Exercise —
Print each line of the listing once more, precisely as given.

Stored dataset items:
• • • • • • •

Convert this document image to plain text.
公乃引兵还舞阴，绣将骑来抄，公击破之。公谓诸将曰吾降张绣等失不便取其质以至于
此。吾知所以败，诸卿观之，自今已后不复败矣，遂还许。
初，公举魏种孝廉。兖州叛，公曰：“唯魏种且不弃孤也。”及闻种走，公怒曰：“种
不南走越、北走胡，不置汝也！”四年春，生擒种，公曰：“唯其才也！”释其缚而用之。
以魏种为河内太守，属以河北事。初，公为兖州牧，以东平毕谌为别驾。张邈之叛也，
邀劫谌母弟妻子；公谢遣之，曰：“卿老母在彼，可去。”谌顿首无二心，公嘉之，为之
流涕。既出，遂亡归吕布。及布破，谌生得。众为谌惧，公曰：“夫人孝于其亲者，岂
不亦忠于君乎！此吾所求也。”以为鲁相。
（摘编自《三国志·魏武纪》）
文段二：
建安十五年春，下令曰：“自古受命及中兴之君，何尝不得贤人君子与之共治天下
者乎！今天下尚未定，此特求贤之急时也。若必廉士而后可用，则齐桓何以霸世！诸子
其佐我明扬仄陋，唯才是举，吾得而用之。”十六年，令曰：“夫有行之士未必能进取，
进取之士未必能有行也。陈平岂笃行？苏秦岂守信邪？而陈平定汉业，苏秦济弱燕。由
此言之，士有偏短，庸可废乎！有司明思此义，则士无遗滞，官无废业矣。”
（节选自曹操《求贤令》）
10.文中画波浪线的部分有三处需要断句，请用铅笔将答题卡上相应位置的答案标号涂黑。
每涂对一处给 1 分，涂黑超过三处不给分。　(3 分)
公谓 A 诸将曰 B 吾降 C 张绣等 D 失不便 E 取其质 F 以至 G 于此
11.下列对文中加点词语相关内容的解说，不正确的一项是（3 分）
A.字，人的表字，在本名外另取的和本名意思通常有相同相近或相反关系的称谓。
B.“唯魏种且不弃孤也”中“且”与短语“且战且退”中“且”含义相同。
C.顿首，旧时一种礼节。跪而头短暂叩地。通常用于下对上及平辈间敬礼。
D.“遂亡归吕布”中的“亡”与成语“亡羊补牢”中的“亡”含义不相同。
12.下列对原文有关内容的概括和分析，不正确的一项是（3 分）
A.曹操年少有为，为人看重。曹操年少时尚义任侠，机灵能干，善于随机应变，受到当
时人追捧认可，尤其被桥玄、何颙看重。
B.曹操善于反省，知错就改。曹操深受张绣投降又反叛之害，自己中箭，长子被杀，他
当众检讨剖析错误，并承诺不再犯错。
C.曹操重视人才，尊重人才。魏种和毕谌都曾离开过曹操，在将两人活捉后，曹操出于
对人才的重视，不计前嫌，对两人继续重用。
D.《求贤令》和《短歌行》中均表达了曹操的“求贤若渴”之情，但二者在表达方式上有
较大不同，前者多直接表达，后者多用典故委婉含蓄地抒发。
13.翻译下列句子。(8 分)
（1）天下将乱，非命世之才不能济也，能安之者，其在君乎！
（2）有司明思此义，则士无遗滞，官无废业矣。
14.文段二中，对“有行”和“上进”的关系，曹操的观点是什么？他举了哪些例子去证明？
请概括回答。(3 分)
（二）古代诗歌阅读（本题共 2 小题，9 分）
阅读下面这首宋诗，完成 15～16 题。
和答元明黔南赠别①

• • • • • • •

Exercise answer —
Convert this document image to plain text.
公乃引兵还舞阴，绣将骑来抄，公击破之。公谓诸将曰吾降张绣等失不便取其质以至于
此。吾知所以败，诸卿观之，自今已后不复败矣，遂还许。
初，公举魏种孝廉。兖州叛，公曰：“唯魏种且不弃孤也。”及闻种走，公怒曰：“种
不南走越、北走胡，不置汝也！”四年春，生擒种，公曰：“唯其才也！”释其缚而用之。
以魏种为河内太守，属以河北事。初，公为兖州牧，以东平毕谌为别驾。张邈之叛也，
邀劫谌母弟妻子；公谢遣之，曰：“卿老母在彼，可去。”谌顿首无二心，公嘉之，为之
流涕。既出，遂亡归吕布。及布破，谌生得。众为谌惧，公曰：“夫人孝于其亲者，岂
不亦忠于君乎！此吾所求也。”以为鲁相。
（摘编自《三国志·魏武纪》）
文段二：
建安十五年春，下令曰：“自古受命及中兴之君，何尝不得贤人君子与之共治天下
者乎！今天下尚未定，此特求贤之急时也。若必廉士而后可用，则齐桓何以霸世！诸子
其佐我明扬仄陋，唯才是举，吾得而用之。”十六年，令曰：“夫有行之士未必能进取，
进取之士未必能有行也。陈平岂笃行？苏秦岂守信邪？而陈平定汉业，苏秦济弱燕。由
此言之，士有偏短，庸可废乎！有司明思此义，则士无遗滞，官无废业矣。”
（节选自曹操《求贤令》）
10.文中画波浪线的部分有三处需要断句，请用铅笔将答题卡上相应位置的答案标号涂黑。
每涂对一处给 1 分，涂黑超过三处不给分。　(3 分)
公谓 A 诸将曰 B 吾降 C 张绣等 D 失不便 E 取其质 F 以至 G 于此
11.下列对文中加点词语相关内容的解说，不正确的一项是（3 分）
A.字，人的表字，在本名外另取的和本名意思通常有相同相近或相反关系的称谓。
B.“唯魏种且不弃孤也”中“且”与短语“且战且退”中“且”含义相同。
C.顿首，旧时一种礼节。跪而头短暂叩地。通常用于下对上及平辈间敬礼。
D.“遂亡归吕布”中的“亡”与成语“亡羊补牢”中的“亡”含义不相同。
12.下列对原文有关内容的概括和分析，不正确的一项是（3 分）
A.曹操年少有为，为人看重。曹操年少时尚义任侠，机灵能干，善于随机应变，受到当
时人追捧认可，尤其被桥玄、何颙看重。
B.曹操善于反省，知错就改。曹操深受张绣投降又反叛之害，自己中箭，长子被杀，他
当众检讨剖析错误，并承诺不再犯错。
C.曹操重视人才，尊重人才。魏种和毕谌都曾离开过曹操，在将两人活捉后，曹操出于
对人才的重视，不计前嫌，对两人继续重用。
D.《求贤令》和《短歌行》中均表达了曹操的“求贤若渴”之情，但二者在表达方式上有
较大不同，前者多直接表达，后者多用典故委婉含蓄地抒发。
13.翻译下列句子。(8 分)
（1）天下将乱，非命世之才不能济也，能安之者，其在君乎！
（2）有司明思此义，则士无遗滞，官无废业矣。
14.文段二中，对“有行”和“上进”的关系，曹操的观点是什么？他举了哪些例子去证明？
请概括回答。(3 分)
（二）古代诗歌阅读（本题共 2 小题，9 分）
阅读下面这首宋诗，完成 15～16 题。
和答元明黔南赠别①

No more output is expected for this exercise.